-------- Entries shown

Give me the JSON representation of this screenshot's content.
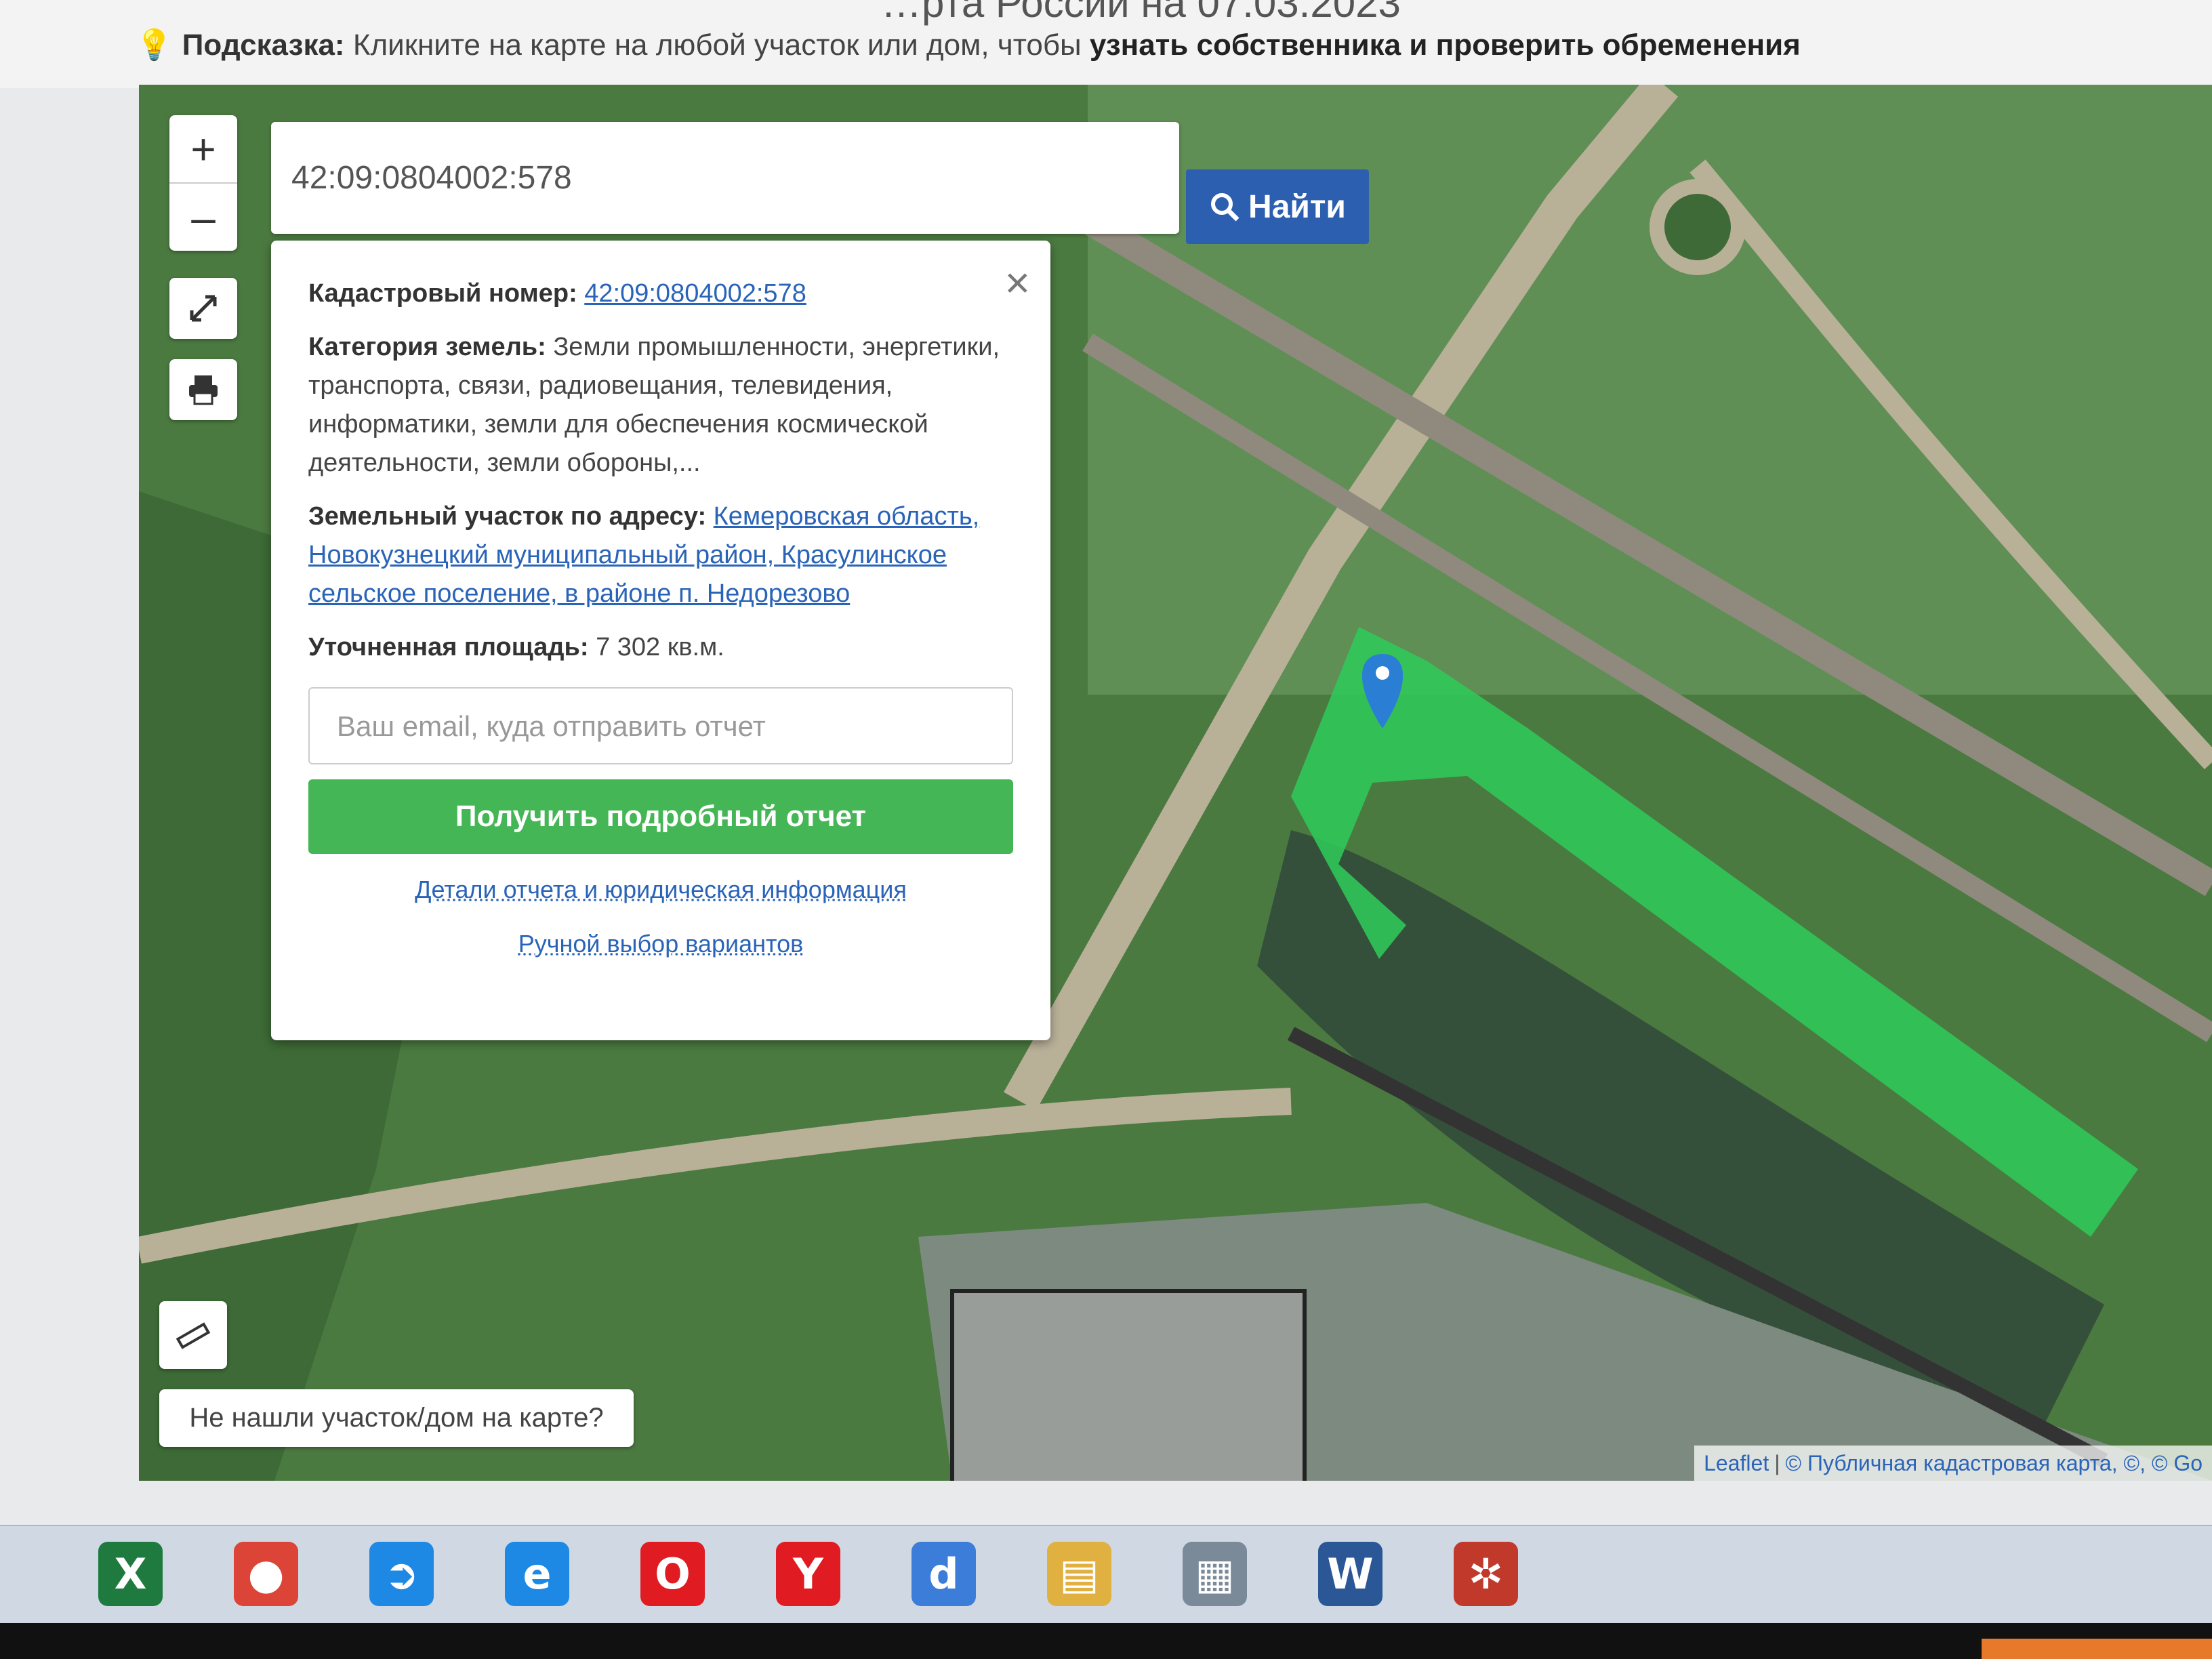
{
  "header": {
    "title": "…рта России на 07.03.2023",
    "hint_label": "Подсказка:",
    "hint_text": "Кликните на карте на любой участок или дом, чтобы",
    "hint_strong": "узнать собственника и проверить обременения"
  },
  "map": {
    "zoom_in": "+",
    "zoom_out": "–",
    "search": {
      "value": "42:09:0804002:578",
      "button": "Найти"
    },
    "popup": {
      "cadastral_label": "Кадастровый номер:",
      "cadastral_value": "42:09:0804002:578",
      "category_label": "Категория земель:",
      "category_value": "Земли промышленности, энергетики, транспорта, связи, радиовещания, телевидения, информатики, земли для обеспечения космической деятельности, земли обороны,...",
      "address_label": "Земельный участок по адресу:",
      "address_value": "Кемеровская область, Новокузнецкий муниципальный район, Красулинское сельское поселение, в районе п. Недорезово",
      "area_label": "Уточненная площадь:",
      "area_value": "7 302 кв.м.",
      "email_placeholder": "Ваш email, куда отправить отчет",
      "report_button": "Получить подробный отчет",
      "details_link": "Детали отчета и юридическая информация",
      "manual_link": "Ручной выбор вариантов"
    },
    "not_found": "Не нашли участок/дом на карте?",
    "attribution": {
      "leaflet": "Leaflet",
      "rest": "© Публичная кадастровая карта, ©, © Go"
    }
  },
  "taskbar": {
    "apps": [
      {
        "name": "excel-icon",
        "glyph": "X",
        "color": "#1f7a3f"
      },
      {
        "name": "chrome-icon",
        "glyph": "●",
        "color": "#db4437"
      },
      {
        "name": "skype-like-icon",
        "glyph": "➲",
        "color": "#1e88e5"
      },
      {
        "name": "internet-explorer-icon",
        "glyph": "e",
        "color": "#1e88e5"
      },
      {
        "name": "opera-icon",
        "glyph": "O",
        "color": "#e01b22"
      },
      {
        "name": "yandex-browser-icon",
        "glyph": "Y",
        "color": "#e01b22"
      },
      {
        "name": "app-d-icon",
        "glyph": "d",
        "color": "#3b7dd8"
      },
      {
        "name": "file-explorer-icon",
        "glyph": "▤",
        "color": "#e0b040"
      },
      {
        "name": "scanner-icon",
        "glyph": "▦",
        "color": "#7a8a99"
      },
      {
        "name": "word-icon",
        "glyph": "W",
        "color": "#2b5797"
      },
      {
        "name": "app-settings-icon",
        "glyph": "✲",
        "color": "#c0392b"
      }
    ]
  }
}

----------------

Task prompt: All of the lines above should be printed exactly, minus the pictures.

Solution for this problem:
Give me the JSON representation of this screenshot's content.
{
  "header": {
    "title": "…рта России на 07.03.2023",
    "hint_label": "Подсказка:",
    "hint_text": "Кликните на карте на любой участок или дом, чтобы",
    "hint_strong": "узнать собственника и проверить обременения"
  },
  "map": {
    "zoom_in": "+",
    "zoom_out": "–",
    "search": {
      "value": "42:09:0804002:578",
      "button": "Найти"
    },
    "popup": {
      "cadastral_label": "Кадастровый номер:",
      "cadastral_value": "42:09:0804002:578",
      "category_label": "Категория земель:",
      "category_value": "Земли промышленности, энергетики, транспорта, связи, радиовещания, телевидения, информатики, земли для обеспечения космической деятельности, земли обороны,...",
      "address_label": "Земельный участок по адресу:",
      "address_value": "Кемеровская область, Новокузнецкий муниципальный район, Красулинское сельское поселение, в районе п. Недорезово",
      "area_label": "Уточненная площадь:",
      "area_value": "7 302 кв.м.",
      "email_placeholder": "Ваш email, куда отправить отчет",
      "report_button": "Получить подробный отчет",
      "details_link": "Детали отчета и юридическая информация",
      "manual_link": "Ручной выбор вариантов"
    },
    "not_found": "Не нашли участок/дом на карте?",
    "attribution": {
      "leaflet": "Leaflet",
      "rest": "© Публичная кадастровая карта, ©, © Go"
    }
  },
  "taskbar": {
    "apps": [
      {
        "name": "excel-icon",
        "glyph": "X",
        "color": "#1f7a3f"
      },
      {
        "name": "chrome-icon",
        "glyph": "●",
        "color": "#db4437"
      },
      {
        "name": "skype-like-icon",
        "glyph": "➲",
        "color": "#1e88e5"
      },
      {
        "name": "internet-explorer-icon",
        "glyph": "e",
        "color": "#1e88e5"
      },
      {
        "name": "opera-icon",
        "glyph": "O",
        "color": "#e01b22"
      },
      {
        "name": "yandex-browser-icon",
        "glyph": "Y",
        "color": "#e01b22"
      },
      {
        "name": "app-d-icon",
        "glyph": "d",
        "color": "#3b7dd8"
      },
      {
        "name": "file-explorer-icon",
        "glyph": "▤",
        "color": "#e0b040"
      },
      {
        "name": "scanner-icon",
        "glyph": "▦",
        "color": "#7a8a99"
      },
      {
        "name": "word-icon",
        "glyph": "W",
        "color": "#2b5797"
      },
      {
        "name": "app-settings-icon",
        "glyph": "✲",
        "color": "#c0392b"
      }
    ]
  }
}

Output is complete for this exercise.